#### [Work to be completed]
Reproduce the records from their first line through the line containing "scatter-point-cluster-1 <box>1275 123", with "silhouette-x-tick-label" changed to "x-axis-tick-label" and nothing else altered. Output only those lines.

= = = =

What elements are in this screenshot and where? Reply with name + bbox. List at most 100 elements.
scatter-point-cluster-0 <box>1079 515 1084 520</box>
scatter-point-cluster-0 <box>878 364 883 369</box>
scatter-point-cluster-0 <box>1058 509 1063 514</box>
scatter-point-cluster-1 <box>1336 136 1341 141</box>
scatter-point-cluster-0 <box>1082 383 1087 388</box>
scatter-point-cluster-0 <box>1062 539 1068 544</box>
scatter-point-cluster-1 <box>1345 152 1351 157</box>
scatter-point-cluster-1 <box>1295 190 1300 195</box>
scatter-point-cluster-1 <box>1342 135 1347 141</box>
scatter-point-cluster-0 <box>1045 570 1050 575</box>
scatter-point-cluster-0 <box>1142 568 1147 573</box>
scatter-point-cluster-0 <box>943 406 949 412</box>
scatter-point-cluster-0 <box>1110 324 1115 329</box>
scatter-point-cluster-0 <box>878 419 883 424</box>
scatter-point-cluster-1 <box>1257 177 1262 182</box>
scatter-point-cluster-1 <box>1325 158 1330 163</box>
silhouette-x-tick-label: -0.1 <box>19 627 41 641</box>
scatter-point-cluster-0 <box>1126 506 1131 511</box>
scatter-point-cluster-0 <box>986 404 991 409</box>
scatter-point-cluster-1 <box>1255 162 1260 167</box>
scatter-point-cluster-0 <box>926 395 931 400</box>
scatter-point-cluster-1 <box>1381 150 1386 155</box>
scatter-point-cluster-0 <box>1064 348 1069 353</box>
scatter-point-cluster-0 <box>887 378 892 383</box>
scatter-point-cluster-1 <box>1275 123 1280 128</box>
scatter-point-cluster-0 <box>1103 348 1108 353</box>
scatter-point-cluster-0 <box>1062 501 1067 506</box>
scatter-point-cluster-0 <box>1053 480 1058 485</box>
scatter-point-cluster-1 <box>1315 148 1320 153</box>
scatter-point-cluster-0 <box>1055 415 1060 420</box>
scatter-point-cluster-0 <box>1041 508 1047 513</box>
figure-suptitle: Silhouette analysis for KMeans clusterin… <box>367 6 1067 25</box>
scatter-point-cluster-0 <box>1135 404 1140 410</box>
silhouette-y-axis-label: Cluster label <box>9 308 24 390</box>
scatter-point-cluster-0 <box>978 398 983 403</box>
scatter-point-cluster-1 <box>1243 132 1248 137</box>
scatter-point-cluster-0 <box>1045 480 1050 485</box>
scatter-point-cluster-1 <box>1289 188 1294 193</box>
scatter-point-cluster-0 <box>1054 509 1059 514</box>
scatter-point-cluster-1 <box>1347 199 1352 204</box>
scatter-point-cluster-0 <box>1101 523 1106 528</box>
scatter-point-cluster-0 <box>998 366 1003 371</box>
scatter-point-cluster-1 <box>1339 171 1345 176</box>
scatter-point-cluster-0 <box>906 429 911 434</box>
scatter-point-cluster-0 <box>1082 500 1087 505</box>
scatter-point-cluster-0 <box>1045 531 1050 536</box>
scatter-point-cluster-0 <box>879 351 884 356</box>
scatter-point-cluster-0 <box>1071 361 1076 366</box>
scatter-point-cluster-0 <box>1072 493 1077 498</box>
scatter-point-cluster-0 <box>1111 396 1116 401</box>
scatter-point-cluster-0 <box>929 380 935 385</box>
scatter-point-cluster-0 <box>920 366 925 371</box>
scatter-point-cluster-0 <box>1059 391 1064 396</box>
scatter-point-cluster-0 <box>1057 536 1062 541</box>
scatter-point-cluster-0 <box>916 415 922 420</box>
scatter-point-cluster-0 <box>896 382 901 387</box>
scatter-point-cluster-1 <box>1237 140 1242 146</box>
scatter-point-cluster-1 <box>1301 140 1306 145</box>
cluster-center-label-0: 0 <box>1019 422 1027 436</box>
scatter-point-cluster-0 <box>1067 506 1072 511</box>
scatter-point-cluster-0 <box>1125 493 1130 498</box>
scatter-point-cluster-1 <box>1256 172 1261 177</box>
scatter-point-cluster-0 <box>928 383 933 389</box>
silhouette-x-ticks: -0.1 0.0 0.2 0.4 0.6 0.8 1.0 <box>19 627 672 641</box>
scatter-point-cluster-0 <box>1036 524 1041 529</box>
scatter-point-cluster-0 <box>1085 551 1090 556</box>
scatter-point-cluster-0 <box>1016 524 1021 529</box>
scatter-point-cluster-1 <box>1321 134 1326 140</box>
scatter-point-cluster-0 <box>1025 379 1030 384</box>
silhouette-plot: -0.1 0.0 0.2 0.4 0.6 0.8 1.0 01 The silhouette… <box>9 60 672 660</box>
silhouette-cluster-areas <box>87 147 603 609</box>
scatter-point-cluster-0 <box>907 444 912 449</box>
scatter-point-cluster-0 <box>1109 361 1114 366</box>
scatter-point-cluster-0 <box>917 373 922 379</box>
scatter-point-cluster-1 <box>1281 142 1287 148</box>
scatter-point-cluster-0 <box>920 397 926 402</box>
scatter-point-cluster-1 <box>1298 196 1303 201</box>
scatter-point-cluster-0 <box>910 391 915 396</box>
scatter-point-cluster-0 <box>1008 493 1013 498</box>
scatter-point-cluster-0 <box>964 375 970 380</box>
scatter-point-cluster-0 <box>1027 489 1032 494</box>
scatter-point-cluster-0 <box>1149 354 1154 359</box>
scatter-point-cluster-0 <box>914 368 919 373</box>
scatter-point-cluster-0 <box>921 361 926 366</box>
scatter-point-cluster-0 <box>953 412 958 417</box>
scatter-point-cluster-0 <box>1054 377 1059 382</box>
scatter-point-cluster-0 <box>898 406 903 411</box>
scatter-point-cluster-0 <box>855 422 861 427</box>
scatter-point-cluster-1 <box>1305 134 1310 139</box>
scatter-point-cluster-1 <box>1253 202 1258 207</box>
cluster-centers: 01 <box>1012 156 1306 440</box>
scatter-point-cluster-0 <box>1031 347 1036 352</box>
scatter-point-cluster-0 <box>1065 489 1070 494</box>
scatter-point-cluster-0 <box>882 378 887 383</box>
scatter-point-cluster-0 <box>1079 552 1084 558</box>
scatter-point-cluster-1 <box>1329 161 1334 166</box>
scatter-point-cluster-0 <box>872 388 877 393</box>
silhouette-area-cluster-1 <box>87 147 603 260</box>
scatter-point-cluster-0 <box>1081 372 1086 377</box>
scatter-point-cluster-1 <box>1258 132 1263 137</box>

= = = =

#### [Answer below]
What elements are in this screenshot and where? Reply with name + bbox. List at most 100 elements.
scatter-point-cluster-0 <box>1079 515 1084 520</box>
scatter-point-cluster-0 <box>878 364 883 369</box>
scatter-point-cluster-0 <box>1058 509 1063 514</box>
scatter-point-cluster-1 <box>1336 136 1341 141</box>
scatter-point-cluster-0 <box>1082 383 1087 388</box>
scatter-point-cluster-0 <box>1062 539 1068 544</box>
scatter-point-cluster-1 <box>1345 152 1351 157</box>
scatter-point-cluster-1 <box>1295 190 1300 195</box>
scatter-point-cluster-1 <box>1342 135 1347 141</box>
scatter-point-cluster-0 <box>1045 570 1050 575</box>
scatter-point-cluster-0 <box>1142 568 1147 573</box>
scatter-point-cluster-0 <box>943 406 949 412</box>
scatter-point-cluster-0 <box>1110 324 1115 329</box>
scatter-point-cluster-0 <box>878 419 883 424</box>
scatter-point-cluster-1 <box>1257 177 1262 182</box>
scatter-point-cluster-1 <box>1325 158 1330 163</box>
x-axis-tick-label: -0.1 <box>19 627 41 641</box>
scatter-point-cluster-0 <box>1126 506 1131 511</box>
scatter-point-cluster-0 <box>986 404 991 409</box>
scatter-point-cluster-1 <box>1255 162 1260 167</box>
scatter-point-cluster-0 <box>926 395 931 400</box>
scatter-point-cluster-1 <box>1381 150 1386 155</box>
scatter-point-cluster-0 <box>1064 348 1069 353</box>
scatter-point-cluster-0 <box>887 378 892 383</box>
scatter-point-cluster-1 <box>1275 123 1280 128</box>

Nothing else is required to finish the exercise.